=== PROVIDED ENTRIES ===

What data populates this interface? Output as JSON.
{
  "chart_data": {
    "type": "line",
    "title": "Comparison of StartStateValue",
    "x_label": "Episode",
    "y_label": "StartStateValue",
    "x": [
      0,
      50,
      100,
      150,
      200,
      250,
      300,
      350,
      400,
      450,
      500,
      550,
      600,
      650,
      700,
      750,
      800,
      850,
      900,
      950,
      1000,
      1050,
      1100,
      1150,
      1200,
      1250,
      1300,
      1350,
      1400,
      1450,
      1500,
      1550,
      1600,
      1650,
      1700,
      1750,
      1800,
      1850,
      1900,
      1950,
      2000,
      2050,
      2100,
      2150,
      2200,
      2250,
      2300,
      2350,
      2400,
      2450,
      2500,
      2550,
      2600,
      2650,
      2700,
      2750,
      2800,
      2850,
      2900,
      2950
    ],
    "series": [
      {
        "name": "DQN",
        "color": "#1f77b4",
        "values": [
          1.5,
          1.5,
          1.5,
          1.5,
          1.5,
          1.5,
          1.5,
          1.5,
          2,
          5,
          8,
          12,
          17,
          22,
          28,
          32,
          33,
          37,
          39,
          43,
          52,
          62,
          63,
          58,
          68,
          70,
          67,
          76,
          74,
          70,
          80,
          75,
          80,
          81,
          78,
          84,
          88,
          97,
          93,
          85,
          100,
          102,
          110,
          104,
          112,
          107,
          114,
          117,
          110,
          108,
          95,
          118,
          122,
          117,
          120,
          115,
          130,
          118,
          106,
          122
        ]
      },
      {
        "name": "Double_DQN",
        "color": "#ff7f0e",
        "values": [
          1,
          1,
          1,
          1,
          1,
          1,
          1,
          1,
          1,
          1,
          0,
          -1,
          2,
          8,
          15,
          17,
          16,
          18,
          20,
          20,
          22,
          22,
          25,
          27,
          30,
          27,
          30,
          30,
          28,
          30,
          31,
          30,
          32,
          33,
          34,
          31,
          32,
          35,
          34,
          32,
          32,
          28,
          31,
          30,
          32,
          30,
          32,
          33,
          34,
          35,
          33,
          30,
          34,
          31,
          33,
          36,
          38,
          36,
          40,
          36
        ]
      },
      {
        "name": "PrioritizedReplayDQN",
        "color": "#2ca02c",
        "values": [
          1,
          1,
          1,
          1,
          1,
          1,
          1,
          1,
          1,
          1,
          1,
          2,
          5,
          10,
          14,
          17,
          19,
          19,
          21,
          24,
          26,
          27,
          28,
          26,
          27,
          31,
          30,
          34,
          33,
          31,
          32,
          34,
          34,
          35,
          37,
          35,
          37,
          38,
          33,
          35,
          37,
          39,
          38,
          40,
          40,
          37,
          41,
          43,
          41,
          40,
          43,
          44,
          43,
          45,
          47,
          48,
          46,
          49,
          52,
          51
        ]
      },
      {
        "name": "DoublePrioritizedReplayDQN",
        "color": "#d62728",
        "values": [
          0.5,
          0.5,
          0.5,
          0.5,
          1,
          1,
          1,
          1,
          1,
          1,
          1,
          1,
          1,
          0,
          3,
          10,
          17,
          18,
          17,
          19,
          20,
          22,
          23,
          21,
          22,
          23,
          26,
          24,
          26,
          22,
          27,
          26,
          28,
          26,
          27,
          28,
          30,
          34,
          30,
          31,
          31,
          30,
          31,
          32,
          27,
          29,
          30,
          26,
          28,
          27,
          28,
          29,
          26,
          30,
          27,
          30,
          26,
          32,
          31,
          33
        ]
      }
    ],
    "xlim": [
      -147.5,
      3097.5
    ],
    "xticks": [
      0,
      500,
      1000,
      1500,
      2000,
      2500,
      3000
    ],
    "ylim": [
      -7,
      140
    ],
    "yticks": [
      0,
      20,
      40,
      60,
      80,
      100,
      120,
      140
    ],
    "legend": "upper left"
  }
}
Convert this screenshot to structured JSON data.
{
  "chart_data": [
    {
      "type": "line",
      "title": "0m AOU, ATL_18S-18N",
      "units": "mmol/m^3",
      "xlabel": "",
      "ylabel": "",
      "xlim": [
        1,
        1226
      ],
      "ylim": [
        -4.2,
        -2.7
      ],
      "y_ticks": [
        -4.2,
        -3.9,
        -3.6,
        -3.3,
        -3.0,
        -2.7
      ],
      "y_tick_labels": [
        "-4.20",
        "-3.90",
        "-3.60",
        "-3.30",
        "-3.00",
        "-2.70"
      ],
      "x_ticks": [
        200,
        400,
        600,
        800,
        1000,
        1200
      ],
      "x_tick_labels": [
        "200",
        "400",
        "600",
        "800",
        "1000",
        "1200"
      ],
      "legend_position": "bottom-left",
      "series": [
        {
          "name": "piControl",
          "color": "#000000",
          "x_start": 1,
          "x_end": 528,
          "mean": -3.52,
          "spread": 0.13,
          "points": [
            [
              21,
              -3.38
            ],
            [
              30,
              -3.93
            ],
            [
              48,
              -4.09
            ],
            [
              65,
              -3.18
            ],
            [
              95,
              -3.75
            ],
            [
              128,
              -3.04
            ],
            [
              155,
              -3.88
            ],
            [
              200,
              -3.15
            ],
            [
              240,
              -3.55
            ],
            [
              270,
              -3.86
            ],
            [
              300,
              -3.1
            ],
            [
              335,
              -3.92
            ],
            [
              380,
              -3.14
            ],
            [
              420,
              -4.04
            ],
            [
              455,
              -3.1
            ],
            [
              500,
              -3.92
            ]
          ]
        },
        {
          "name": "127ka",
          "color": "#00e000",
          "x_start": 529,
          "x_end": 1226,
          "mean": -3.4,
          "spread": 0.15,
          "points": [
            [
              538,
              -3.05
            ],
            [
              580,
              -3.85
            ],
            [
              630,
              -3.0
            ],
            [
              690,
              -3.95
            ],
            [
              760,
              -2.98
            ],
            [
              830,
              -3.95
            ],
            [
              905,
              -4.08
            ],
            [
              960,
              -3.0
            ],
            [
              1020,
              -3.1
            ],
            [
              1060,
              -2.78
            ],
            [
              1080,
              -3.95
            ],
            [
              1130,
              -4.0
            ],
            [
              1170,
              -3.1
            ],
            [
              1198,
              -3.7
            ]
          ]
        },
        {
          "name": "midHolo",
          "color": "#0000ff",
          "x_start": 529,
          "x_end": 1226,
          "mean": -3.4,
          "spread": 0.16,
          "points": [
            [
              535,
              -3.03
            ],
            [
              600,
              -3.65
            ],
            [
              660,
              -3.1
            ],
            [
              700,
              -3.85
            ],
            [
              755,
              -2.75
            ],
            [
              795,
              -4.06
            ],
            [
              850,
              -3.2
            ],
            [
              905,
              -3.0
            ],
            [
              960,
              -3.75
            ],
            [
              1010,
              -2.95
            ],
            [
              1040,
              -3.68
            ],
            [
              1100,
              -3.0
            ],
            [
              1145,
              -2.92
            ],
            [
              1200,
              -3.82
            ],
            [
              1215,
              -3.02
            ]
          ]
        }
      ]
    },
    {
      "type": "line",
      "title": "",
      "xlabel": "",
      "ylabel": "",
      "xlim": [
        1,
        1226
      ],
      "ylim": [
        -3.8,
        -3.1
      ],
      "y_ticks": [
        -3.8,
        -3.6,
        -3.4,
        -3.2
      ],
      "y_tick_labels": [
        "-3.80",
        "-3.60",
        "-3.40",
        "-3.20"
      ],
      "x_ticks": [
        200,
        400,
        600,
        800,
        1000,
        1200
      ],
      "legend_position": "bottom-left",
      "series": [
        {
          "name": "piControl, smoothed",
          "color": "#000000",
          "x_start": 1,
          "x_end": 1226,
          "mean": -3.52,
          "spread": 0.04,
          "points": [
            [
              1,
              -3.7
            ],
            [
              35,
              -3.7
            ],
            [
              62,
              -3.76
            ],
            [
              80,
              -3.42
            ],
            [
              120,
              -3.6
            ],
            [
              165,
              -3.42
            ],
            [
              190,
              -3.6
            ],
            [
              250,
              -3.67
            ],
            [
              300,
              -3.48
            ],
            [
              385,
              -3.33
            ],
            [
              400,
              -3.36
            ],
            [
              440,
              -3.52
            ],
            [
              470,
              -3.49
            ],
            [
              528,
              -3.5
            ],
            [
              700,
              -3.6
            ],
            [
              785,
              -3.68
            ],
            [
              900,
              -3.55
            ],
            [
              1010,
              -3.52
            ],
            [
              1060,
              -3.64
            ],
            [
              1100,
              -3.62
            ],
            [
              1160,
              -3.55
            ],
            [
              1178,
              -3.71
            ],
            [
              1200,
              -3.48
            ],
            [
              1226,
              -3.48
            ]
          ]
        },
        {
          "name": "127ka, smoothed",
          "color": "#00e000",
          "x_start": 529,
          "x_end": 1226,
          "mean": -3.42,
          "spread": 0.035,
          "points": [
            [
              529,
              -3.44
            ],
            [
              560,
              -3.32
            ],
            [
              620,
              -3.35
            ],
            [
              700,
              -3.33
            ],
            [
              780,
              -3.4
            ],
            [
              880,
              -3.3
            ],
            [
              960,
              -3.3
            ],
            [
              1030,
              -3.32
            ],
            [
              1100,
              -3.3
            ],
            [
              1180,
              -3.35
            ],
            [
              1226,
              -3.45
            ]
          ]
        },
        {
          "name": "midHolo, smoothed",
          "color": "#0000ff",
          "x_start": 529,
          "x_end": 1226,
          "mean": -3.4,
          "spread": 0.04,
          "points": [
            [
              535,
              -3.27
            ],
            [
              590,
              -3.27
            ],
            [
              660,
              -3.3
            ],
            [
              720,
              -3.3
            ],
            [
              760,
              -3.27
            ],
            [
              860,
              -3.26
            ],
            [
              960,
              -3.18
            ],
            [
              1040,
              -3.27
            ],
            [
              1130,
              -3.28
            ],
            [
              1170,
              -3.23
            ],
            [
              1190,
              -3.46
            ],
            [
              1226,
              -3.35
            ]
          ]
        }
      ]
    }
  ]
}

===

→ **GIVEN EXERCISE**
Provide the number of lines in the data above that contain the string "title", and nothing else.

→ **TASK RESULT**
3